*DATA SUPPLIED*.
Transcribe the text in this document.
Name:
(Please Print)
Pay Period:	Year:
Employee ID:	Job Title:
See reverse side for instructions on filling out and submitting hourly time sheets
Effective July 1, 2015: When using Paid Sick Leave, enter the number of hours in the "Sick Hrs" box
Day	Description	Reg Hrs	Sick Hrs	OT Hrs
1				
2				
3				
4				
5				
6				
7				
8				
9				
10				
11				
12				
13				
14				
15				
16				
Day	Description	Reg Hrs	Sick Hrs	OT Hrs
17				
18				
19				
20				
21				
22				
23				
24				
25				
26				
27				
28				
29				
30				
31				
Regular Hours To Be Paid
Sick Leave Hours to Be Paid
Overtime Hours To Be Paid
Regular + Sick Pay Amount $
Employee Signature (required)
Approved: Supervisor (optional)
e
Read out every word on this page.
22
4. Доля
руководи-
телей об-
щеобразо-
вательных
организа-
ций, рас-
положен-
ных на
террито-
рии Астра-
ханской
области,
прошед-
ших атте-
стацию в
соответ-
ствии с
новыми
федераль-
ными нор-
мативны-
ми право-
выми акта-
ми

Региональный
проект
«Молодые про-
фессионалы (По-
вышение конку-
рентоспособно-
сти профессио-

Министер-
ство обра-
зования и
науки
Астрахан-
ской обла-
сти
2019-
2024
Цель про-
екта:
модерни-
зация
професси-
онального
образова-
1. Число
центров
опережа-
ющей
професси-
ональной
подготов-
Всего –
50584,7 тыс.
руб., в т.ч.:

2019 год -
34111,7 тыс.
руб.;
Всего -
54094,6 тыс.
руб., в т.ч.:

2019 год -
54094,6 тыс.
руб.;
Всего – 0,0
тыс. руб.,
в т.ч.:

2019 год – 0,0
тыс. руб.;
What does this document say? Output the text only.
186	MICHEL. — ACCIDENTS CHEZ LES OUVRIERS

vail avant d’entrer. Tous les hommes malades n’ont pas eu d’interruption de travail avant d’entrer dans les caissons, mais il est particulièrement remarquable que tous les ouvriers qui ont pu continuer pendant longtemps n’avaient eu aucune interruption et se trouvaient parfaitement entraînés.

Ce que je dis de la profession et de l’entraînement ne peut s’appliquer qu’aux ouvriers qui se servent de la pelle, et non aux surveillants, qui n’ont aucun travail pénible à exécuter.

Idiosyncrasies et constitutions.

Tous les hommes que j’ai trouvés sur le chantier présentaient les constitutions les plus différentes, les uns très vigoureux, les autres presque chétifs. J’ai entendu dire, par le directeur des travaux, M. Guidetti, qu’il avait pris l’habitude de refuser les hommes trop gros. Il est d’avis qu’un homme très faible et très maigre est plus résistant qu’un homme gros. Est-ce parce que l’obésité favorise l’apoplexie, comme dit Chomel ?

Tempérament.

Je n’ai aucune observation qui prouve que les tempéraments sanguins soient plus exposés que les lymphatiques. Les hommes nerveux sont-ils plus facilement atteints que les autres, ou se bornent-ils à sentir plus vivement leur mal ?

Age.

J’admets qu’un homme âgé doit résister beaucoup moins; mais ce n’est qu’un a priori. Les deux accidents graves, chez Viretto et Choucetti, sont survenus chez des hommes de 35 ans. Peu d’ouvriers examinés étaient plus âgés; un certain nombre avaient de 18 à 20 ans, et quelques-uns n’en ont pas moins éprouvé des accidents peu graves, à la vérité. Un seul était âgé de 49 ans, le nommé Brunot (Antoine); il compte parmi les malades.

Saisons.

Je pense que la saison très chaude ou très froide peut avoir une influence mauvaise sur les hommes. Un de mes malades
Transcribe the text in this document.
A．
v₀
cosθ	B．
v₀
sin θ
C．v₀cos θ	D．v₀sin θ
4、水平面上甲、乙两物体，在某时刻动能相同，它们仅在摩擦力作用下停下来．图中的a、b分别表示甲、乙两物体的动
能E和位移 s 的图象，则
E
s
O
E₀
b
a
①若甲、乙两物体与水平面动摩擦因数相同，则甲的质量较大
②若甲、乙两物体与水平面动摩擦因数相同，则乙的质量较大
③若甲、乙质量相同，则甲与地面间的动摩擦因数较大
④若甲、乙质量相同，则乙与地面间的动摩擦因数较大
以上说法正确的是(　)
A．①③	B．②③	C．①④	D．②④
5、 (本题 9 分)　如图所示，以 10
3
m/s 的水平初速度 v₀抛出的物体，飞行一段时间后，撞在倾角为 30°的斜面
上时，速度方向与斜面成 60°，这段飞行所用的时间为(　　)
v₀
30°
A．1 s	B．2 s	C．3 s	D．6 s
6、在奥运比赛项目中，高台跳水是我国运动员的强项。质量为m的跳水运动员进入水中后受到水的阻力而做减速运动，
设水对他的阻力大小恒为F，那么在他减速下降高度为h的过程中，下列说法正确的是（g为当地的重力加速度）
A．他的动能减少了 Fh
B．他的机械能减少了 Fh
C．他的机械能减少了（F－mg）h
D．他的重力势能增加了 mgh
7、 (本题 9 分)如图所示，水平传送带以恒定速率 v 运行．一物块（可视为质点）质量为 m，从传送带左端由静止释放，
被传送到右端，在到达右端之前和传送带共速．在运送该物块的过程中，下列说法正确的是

*STATED GOAL*.
Return each line where "Leave" shows up.

*SOLUTION FOR THIS PROBLEM*.
Effective July 1, 2015: When using Paid Sick Leave, enter the number of hours in the "Sick Hrs" box
Sick Leave Hours to Be Paid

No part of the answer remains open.